## Document extract

==========

4 Fearless Predictions from the Fearless Competitor


Let’s have a bit of fun in this post. Shine up the crystal ball & make a few fearless prognostications.

What’s going to happen in the next 12-24 month? Here are 4 thoughts from the Fearless Competitor:

  1. Social media grows up, finally - This one’s pretty easy. I attended Social Media Camp Long Island and met with Geoff Ferris, EVP of Sales, for Visible Technologies. The remarkable attendance at Social Media Camp shows the high interest. Geoff gave me a good overview of the exciting future for Visible Technologies. Can’t reveal the details, as what was shared was confidential, but one thing becomes clear. Social media becomes THE hub for prospect communication and research in 2011.
    Marketing take-away - If you’re not getting into social media with a blog, Twitter presence, Facebook fanpage and Linkedin profile - you miss out. If you don’t know where to start, go hire a college kid or an expert like the Fearless Competitor.

==========

## Stored rows

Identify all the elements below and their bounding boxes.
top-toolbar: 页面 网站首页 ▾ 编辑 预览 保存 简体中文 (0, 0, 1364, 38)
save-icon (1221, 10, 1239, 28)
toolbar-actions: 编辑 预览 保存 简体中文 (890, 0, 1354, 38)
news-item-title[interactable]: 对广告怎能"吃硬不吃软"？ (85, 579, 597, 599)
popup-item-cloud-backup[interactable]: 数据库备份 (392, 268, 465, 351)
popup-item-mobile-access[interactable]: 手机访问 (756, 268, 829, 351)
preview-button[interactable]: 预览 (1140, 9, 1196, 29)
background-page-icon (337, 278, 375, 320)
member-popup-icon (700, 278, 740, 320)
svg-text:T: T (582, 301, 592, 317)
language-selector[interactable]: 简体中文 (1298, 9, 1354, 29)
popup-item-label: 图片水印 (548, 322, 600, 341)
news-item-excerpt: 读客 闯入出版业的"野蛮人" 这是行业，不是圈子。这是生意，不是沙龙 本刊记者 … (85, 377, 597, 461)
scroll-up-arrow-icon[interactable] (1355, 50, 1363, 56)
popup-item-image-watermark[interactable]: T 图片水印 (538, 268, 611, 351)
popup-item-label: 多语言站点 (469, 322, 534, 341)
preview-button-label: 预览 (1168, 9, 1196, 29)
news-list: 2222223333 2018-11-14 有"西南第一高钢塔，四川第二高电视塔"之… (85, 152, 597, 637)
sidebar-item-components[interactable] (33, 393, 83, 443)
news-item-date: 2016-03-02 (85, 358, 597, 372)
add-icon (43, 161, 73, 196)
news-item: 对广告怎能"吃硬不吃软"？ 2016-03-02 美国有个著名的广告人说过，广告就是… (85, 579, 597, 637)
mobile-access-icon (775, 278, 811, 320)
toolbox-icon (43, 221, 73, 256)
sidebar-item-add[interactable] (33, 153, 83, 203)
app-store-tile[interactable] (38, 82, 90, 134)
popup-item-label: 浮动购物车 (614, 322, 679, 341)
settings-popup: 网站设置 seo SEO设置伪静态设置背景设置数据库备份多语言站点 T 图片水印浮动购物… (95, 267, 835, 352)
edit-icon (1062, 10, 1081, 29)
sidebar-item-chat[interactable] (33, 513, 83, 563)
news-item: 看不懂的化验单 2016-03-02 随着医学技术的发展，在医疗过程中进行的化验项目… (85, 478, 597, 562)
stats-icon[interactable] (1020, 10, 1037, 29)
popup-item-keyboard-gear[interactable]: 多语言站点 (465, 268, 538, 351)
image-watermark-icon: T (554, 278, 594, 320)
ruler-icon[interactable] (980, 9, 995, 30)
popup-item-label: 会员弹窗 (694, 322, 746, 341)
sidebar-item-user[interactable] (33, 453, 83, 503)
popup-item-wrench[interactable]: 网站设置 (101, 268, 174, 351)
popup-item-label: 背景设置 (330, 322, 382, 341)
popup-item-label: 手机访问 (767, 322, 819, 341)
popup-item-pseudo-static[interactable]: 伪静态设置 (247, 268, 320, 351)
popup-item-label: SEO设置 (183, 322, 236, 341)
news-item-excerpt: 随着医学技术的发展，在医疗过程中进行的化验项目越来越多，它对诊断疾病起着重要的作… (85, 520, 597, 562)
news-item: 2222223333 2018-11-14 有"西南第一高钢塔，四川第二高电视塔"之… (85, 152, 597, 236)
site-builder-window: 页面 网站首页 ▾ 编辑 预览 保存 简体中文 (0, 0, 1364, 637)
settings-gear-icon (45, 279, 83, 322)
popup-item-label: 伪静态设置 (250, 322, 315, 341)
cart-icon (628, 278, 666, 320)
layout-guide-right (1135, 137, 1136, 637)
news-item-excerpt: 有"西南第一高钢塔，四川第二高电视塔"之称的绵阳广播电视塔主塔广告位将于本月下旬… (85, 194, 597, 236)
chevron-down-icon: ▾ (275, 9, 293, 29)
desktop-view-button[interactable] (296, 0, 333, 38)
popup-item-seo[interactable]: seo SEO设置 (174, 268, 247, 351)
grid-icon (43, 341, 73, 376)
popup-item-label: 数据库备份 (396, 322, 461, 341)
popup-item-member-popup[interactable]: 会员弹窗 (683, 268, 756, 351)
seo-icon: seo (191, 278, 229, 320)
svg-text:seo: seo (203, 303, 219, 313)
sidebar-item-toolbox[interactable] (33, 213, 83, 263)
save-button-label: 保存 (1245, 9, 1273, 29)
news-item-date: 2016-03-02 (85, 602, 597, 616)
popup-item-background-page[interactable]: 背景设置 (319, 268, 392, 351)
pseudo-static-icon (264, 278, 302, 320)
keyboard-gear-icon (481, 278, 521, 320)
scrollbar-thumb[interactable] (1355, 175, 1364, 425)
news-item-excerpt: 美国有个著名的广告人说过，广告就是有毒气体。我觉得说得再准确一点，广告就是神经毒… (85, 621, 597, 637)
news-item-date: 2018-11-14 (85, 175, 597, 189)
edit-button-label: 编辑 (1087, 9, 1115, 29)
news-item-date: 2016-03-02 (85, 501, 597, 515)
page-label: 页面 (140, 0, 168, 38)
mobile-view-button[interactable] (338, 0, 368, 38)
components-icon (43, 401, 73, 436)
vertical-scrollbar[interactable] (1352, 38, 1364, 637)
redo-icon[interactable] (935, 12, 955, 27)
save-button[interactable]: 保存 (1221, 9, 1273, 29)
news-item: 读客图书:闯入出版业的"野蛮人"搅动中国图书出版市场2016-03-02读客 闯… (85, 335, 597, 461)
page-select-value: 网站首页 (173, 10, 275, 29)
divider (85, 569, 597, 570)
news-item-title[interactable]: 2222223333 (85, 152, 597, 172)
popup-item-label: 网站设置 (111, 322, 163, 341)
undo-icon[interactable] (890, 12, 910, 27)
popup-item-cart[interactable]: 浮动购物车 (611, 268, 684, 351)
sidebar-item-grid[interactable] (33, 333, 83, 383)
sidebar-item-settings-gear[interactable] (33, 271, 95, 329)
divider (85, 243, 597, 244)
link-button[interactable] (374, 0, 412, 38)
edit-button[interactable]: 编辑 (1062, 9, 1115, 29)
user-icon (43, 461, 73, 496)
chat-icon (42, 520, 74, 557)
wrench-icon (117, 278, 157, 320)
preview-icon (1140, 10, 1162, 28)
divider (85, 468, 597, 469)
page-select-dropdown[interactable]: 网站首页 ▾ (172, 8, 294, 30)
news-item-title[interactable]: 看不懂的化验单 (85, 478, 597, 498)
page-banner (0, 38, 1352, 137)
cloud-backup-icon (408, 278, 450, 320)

==========

## Tasks for this exercise
- a) List the online presences that the predictions post's marketing take-away names for getting into social media.
- b) Reproduce the passage of the predictions post starting with "4 Fearless Predictions" and going on through "research in 2011.", swapping "remarkable" for "impressive".
- c) According to the predictions post, why are the details of the overview from Geoff Ferris not revealed?

## Solutions to each task
- a)
- A blog
- A Twitter presence
- A Facebook fanpage
- A Linkedin profile

- b)
4 Fearless Predictions from the Fearless Competitor


Let’s have a bit of fun in this post. Shine up the crystal ball & make a few fearless prognostications.

What’s going to happen in the next 12-24 month? Here are 4 thoughts from the Fearless Competitor:

  1. Social media grows up, finally - This one’s pretty easy. I attended Social Media Camp Long Island and met with Geoff Ferris, EVP of Sales, for Visible Technologies. The impressive attendance at Social Media Camp shows the high interest. Geoff gave me a good overview of the exciting future for Visible Technologies. Can’t reveal the details, as what was shared was confidential, but one thing becomes clear. Social media becomes THE hub for prospect communication and research in 2011.

- c) The details are not revealed because what Geoff Ferris shared about the future of Visible Technologies was confidential.